▸ SUPPLIED RECORDS
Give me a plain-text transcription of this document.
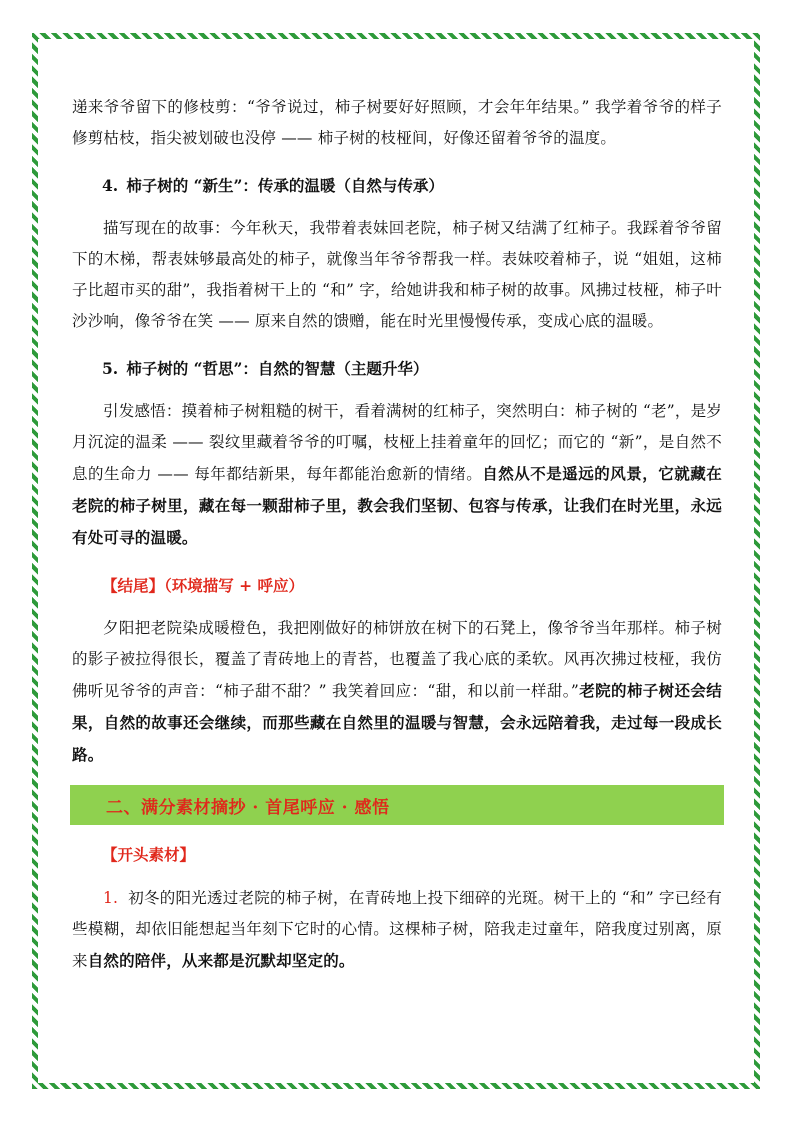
递来爷爷留下的修枝剪：“爷爷说过，柿子树要好好照顾，才会年年结果。” 我学着爷爷的样子修剪枯枝，指尖被划破也没停 —— 柿子树的枝桠间，好像还留着爷爷的温度。

4. 柿子树的 “新生”：传承的温暖（自然与传承）

描写现在的故事：今年秋天，我带着表妹回老院，柿子树又结满了红柿子。我踩着爷爷留下的木梯，帮表妹够最高处的柿子，就像当年爷爷帮我一样。表妹咬着柿子，说 “姐姐，这柿子比超市买的甜”，我指着树干上的 “和” 字，给她讲我和柿子树的故事。风拂过枝桠，柿子叶沙沙响，像爷爷在笑 —— 原来自然的馈赠，能在时光里慢慢传承，变成心底的温暖。

5. 柿子树的 “哲思”：自然的智慧（主题升华）

引发感悟：摸着柿子树粗糙的树干，看着满树的红柿子，突然明白：柿子树的 “老”，是岁月沉淀的温柔 —— 裂纹里藏着爷爷的叮嘱，枝桠上挂着童年的回忆；而它的 “新”，是自然不息的生命力 —— 每年都结新果，每年都能治愈新的情绪。自然从不是遥远的风景，它就藏在老院的柿子树里，藏在每一颗甜柿子里，教会我们坚韧、包容与传承，让我们在时光里，永远有处可寻的温暖。

【结尾】（环境描写 + 呼应）

夕阳把老院染成暖橙色，我把刚做好的柿饼放在树下的石凳上，像爷爷当年那样。柿子树的影子被拉得很长，覆盖了青砖地上的青苔，也覆盖了我心底的柔软。风再次拂过枝桠，我仿佛听见爷爷的声音：“柿子甜不甜？” 我笑着回应：“甜，和以前一样甜。”老院的柿子树还会结果，自然的故事还会继续，而那些藏在自然里的温暖与智慧，会永远陪着我，走过每一段成长路。

二、满分素材摘抄 · 首尾呼应 · 感悟

【开头素材】

1. 初冬的阳光透过老院的柿子树，在青砖地上投下细碎的光斑。树干上的 “和” 字已经有些模糊，却依旧能想起当年刻下它时的心情。这棵柿子树，陪我走过童年，陪我度过别离，原来自然的陪伴，从来都是沉默却坚定的。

▸ WRITTEN INSTRUCTION
Repeat the records above verbatim, with no pictures in the result.

▸ SOLUTION FOR THIS TASK
Give me a plain-text transcription of this document.
递来爷爷留下的修枝剪：“爷爷说过，柿子树要好好照顾，才会年年结果。” 我学着爷爷的样子修剪枯枝，指尖被划破也没停 —— 柿子树的枝桠间，好像还留着爷爷的温度。

4. 柿子树的 “新生”：传承的温暖（自然与传承）

描写现在的故事：今年秋天，我带着表妹回老院，柿子树又结满了红柿子。我踩着爷爷留下的木梯，帮表妹够最高处的柿子，就像当年爷爷帮我一样。表妹咬着柿子，说 “姐姐，这柿子比超市买的甜”，我指着树干上的 “和” 字，给她讲我和柿子树的故事。风拂过枝桠，柿子叶沙沙响，像爷爷在笑 —— 原来自然的馈赠，能在时光里慢慢传承，变成心底的温暖。

5. 柿子树的 “哲思”：自然的智慧（主题升华）

引发感悟：摸着柿子树粗糙的树干，看着满树的红柿子，突然明白：柿子树的 “老”，是岁月沉淀的温柔 —— 裂纹里藏着爷爷的叮嘱，枝桠上挂着童年的回忆；而它的 “新”，是自然不息的生命力 —— 每年都结新果，每年都能治愈新的情绪。自然从不是遥远的风景，它就藏在老院的柿子树里，藏在每一颗甜柿子里，教会我们坚韧、包容与传承，让我们在时光里，永远有处可寻的温暖。

【结尾】（环境描写 + 呼应）

夕阳把老院染成暖橙色，我把刚做好的柿饼放在树下的石凳上，像爷爷当年那样。柿子树的影子被拉得很长，覆盖了青砖地上的青苔，也覆盖了我心底的柔软。风再次拂过枝桠，我仿佛听见爷爷的声音：“柿子甜不甜？” 我笑着回应：“甜，和以前一样甜。”老院的柿子树还会结果，自然的故事还会继续，而那些藏在自然里的温暖与智慧，会永远陪着我，走过每一段成长路。

二、满分素材摘抄 · 首尾呼应 · 感悟

【开头素材】

1. 初冬的阳光透过老院的柿子树，在青砖地上投下细碎的光斑。树干上的 “和” 字已经有些模糊，却依旧能想起当年刻下它时的心情。这棵柿子树，陪我走过童年，陪我度过别离，原来自然的陪伴，从来都是沉默却坚定的。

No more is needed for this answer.